* **SET TASK**
Without the images, output each record below as it stands.

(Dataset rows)
================
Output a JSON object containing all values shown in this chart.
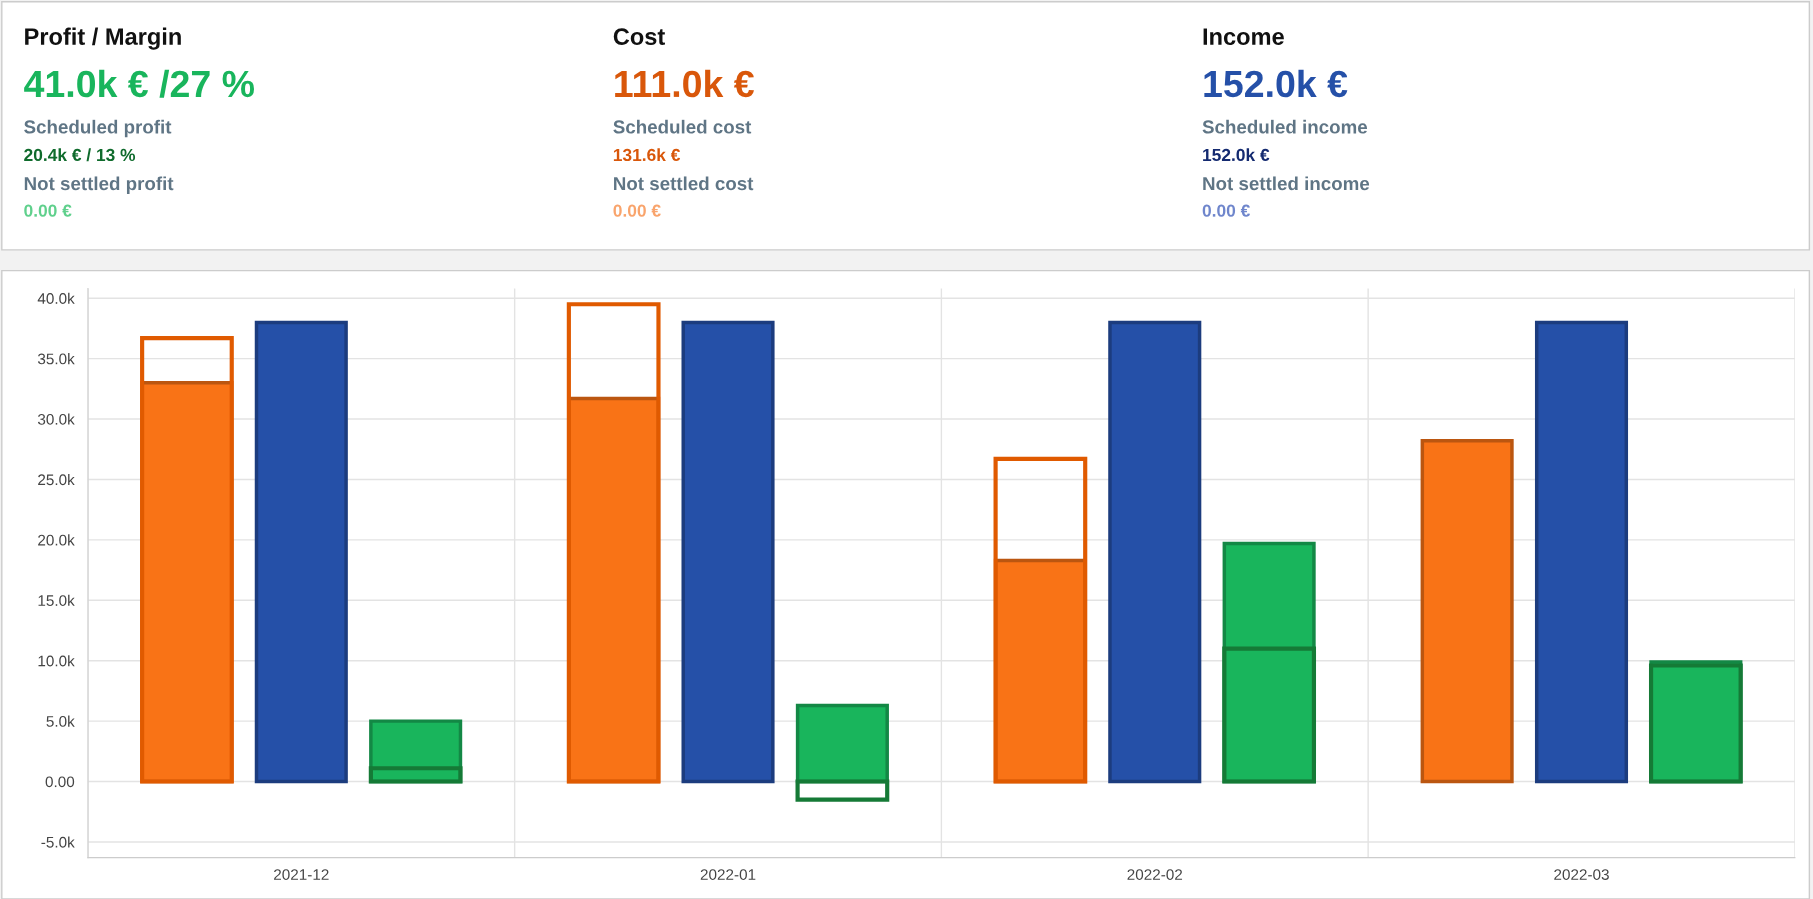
{
  "chart_data": [
    {
      "type": "other",
      "title": "Profit / Margin",
      "annotations": [
        "41.0k € /27 %",
        "Scheduled profit",
        "20.4k € / 13 %",
        "Not settled profit",
        "0.00 €"
      ],
      "colors": [
        "#19b55c",
        "#5f7585",
        "#0f6b2c",
        "#5f7585",
        "#5fd08c"
      ]
    },
    {
      "type": "other",
      "title": "Cost",
      "annotations": [
        "111.0k €",
        "Scheduled cost",
        "131.6k €",
        "Not settled cost",
        "0.00 €"
      ],
      "colors": [
        "#d9570a",
        "#5f7585",
        "#d9570a",
        "#5f7585",
        "#f9a46c"
      ]
    },
    {
      "type": "other",
      "title": "Income",
      "annotations": [
        "152.0k €",
        "Scheduled income",
        "152.0k €",
        "Not settled income",
        "0.00 €"
      ],
      "colors": [
        "#2550a8",
        "#5f7585",
        "#142a70",
        "#5f7585",
        "#6f86cc"
      ]
    },
    {
      "type": "bar",
      "categories": [
        "2021-12",
        "2022-01",
        "2022-02",
        "2022-03"
      ],
      "series": [
        {
          "color": "#f97316",
          "values": [
            33.0,
            31.7,
            18.3,
            28.2
          ]
        },
        {
          "color": "#e05a00",
          "line_style": "solid",
          "values": [
            36.7,
            39.5,
            26.7,
            null
          ]
        },
        {
          "color": "#2550a8",
          "values": [
            38.0,
            38.0,
            38.0,
            38.0
          ]
        },
        {
          "color": "#19b55c",
          "values": [
            5.0,
            6.3,
            19.7,
            9.9
          ]
        },
        {
          "color": "#157a36",
          "line_style": "solid",
          "values": [
            1.1,
            -1.5,
            11.0,
            9.6
          ]
        }
      ],
      "ylim": [
        -6.3,
        40.8
      ],
      "yticks": [
        {
          "value": -5,
          "label": "-5.0k"
        },
        {
          "value": 0,
          "label": "0.00"
        },
        {
          "value": 5,
          "label": "5.0k"
        },
        {
          "value": 10,
          "label": "10.0k"
        },
        {
          "value": 15,
          "label": "15.0k"
        },
        {
          "value": 20,
          "label": "20.0k"
        },
        {
          "value": 25,
          "label": "25.0k"
        },
        {
          "value": 30,
          "label": "30.0k"
        },
        {
          "value": 35,
          "label": "35.0k"
        },
        {
          "value": 40,
          "label": "40.0k"
        }
      ],
      "grid": true
    }
  ]
}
================
* **PROBLEM SOLUTION**
Output a JSON object containing all values shown in this chart.
{
  "chart_data": [
    {
      "type": "other",
      "title": "Profit / Margin",
      "annotations": [
        "41.0k € /27 %",
        "Scheduled profit",
        "20.4k € / 13 %",
        "Not settled profit",
        "0.00 €"
      ],
      "colors": [
        "#19b55c",
        "#5f7585",
        "#0f6b2c",
        "#5f7585",
        "#5fd08c"
      ]
    },
    {
      "type": "other",
      "title": "Cost",
      "annotations": [
        "111.0k €",
        "Scheduled cost",
        "131.6k €",
        "Not settled cost",
        "0.00 €"
      ],
      "colors": [
        "#d9570a",
        "#5f7585",
        "#d9570a",
        "#5f7585",
        "#f9a46c"
      ]
    },
    {
      "type": "other",
      "title": "Income",
      "annotations": [
        "152.0k €",
        "Scheduled income",
        "152.0k €",
        "Not settled income",
        "0.00 €"
      ],
      "colors": [
        "#2550a8",
        "#5f7585",
        "#142a70",
        "#5f7585",
        "#6f86cc"
      ]
    },
    {
      "type": "bar",
      "categories": [
        "2021-12",
        "2022-01",
        "2022-02",
        "2022-03"
      ],
      "series": [
        {
          "color": "#f97316",
          "values": [
            33.0,
            31.7,
            18.3,
            28.2
          ]
        },
        {
          "color": "#e05a00",
          "line_style": "solid",
          "values": [
            36.7,
            39.5,
            26.7,
            null
          ]
        },
        {
          "color": "#2550a8",
          "values": [
            38.0,
            38.0,
            38.0,
            38.0
          ]
        },
        {
          "color": "#19b55c",
          "values": [
            5.0,
            6.3,
            19.7,
            9.9
          ]
        },
        {
          "color": "#157a36",
          "line_style": "solid",
          "values": [
            1.1,
            -1.5,
            11.0,
            9.6
          ]
        }
      ],
      "ylim": [
        -6.3,
        40.8
      ],
      "yticks": [
        {
          "value": -5,
          "label": "-5.0k"
        },
        {
          "value": 0,
          "label": "0.00"
        },
        {
          "value": 5,
          "label": "5.0k"
        },
        {
          "value": 10,
          "label": "10.0k"
        },
        {
          "value": 15,
          "label": "15.0k"
        },
        {
          "value": 20,
          "label": "20.0k"
        },
        {
          "value": 25,
          "label": "25.0k"
        },
        {
          "value": 30,
          "label": "30.0k"
        },
        {
          "value": 35,
          "label": "35.0k"
        },
        {
          "value": 40,
          "label": "40.0k"
        }
      ],
      "grid": true
    }
  ]
}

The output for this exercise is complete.